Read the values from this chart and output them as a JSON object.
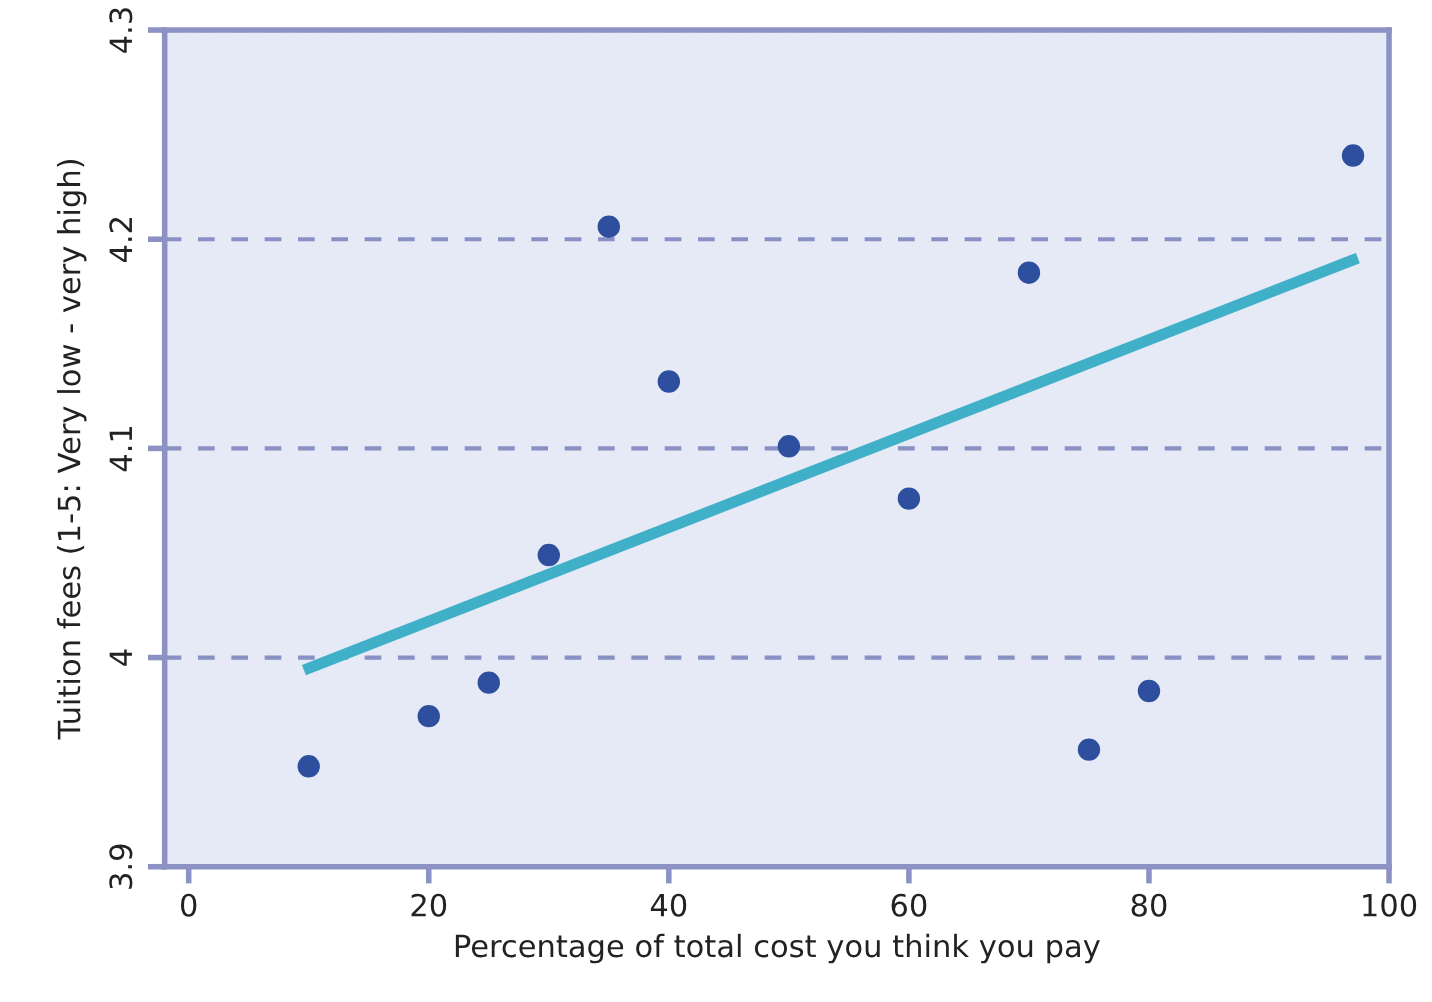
{
  "chart_data": {
    "type": "scatter",
    "xlabel": "Percentage of total cost you think you pay",
    "ylabel": "Tuition fees (1-5: Very low - very high)",
    "xlim": [
      -2,
      100
    ],
    "xticks": [
      0,
      20,
      40,
      60,
      80,
      100
    ],
    "ylim": [
      3.9,
      4.3
    ],
    "yticks": [
      3.9,
      4,
      4.1,
      4.2,
      4.3
    ],
    "grid": "y",
    "legend": false,
    "series": [
      {
        "color": "#2e4e9e",
        "marker": "circle",
        "x": [
          10,
          20,
          25,
          30,
          35,
          40,
          50,
          60,
          70,
          75,
          80,
          97
        ],
        "values": [
          3.948,
          3.972,
          3.988,
          4.049,
          4.206,
          4.132,
          4.101,
          4.076,
          4.184,
          3.956,
          3.984,
          4.24
        ]
      },
      {
        "type": "line",
        "color": "#3fb0c8",
        "marker": "none",
        "line_style": "solid",
        "x": [
          9.6,
          97.4
        ],
        "values": [
          3.994,
          4.191
        ]
      }
    ]
  }
}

→ **Problem to work on**:
Without the images, write out each line of the data verbatim.

→ **Final result**:
Read the values from this chart and output them as a JSON object.
{
  "chart_data": {
    "type": "scatter",
    "xlabel": "Percentage of total cost you think you pay",
    "ylabel": "Tuition fees (1-5: Very low - very high)",
    "xlim": [
      -2,
      100
    ],
    "xticks": [
      0,
      20,
      40,
      60,
      80,
      100
    ],
    "ylim": [
      3.9,
      4.3
    ],
    "yticks": [
      3.9,
      4,
      4.1,
      4.2,
      4.3
    ],
    "grid": "y",
    "legend": false,
    "series": [
      {
        "color": "#2e4e9e",
        "marker": "circle",
        "x": [
          10,
          20,
          25,
          30,
          35,
          40,
          50,
          60,
          70,
          75,
          80,
          97
        ],
        "values": [
          3.948,
          3.972,
          3.988,
          4.049,
          4.206,
          4.132,
          4.101,
          4.076,
          4.184,
          3.956,
          3.984,
          4.24
        ]
      },
      {
        "type": "line",
        "color": "#3fb0c8",
        "marker": "none",
        "line_style": "solid",
        "x": [
          9.6,
          97.4
        ],
        "values": [
          3.994,
          4.191
        ]
      }
    ]
  }
}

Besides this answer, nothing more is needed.